(begin)

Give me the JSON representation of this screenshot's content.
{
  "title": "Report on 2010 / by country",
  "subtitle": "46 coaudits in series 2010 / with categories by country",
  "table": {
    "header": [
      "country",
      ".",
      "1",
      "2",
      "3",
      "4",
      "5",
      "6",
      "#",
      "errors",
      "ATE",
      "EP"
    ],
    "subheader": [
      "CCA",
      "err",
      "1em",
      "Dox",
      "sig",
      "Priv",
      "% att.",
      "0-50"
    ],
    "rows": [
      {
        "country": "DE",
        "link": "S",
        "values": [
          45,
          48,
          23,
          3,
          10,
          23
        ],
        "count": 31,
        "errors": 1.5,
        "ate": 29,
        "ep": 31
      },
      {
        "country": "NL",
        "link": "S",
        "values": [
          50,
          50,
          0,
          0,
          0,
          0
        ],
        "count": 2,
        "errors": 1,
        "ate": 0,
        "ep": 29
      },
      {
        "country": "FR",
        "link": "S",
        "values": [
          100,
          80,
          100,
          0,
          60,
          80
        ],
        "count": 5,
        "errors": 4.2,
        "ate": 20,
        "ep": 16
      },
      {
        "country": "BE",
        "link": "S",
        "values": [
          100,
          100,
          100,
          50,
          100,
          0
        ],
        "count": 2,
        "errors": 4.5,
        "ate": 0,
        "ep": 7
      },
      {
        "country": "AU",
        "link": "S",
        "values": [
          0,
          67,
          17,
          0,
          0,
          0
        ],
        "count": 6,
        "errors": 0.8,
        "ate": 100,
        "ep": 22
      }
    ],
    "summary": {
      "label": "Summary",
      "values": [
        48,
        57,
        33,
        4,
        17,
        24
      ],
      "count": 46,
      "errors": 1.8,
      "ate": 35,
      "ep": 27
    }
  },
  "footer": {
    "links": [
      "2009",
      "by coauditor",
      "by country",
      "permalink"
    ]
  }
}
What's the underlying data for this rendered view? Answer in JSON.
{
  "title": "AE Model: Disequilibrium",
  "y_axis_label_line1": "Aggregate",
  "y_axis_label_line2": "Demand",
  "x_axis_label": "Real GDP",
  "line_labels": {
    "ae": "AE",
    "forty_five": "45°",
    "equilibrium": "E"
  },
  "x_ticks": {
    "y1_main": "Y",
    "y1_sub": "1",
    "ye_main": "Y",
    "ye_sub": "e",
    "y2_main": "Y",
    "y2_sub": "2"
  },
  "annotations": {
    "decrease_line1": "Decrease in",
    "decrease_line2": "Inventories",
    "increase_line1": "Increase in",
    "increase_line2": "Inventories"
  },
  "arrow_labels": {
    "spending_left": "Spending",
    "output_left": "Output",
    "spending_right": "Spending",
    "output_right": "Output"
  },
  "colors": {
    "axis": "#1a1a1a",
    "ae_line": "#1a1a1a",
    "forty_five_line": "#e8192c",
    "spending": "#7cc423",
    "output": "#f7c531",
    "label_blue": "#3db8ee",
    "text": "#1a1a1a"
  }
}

(end)

### [Problem details]
Lines that hold "Inventories" are the ones to copy; find all of them.

### [Result]
    "decrease_line2": "Inventories",
    "increase_line2": "Inventories"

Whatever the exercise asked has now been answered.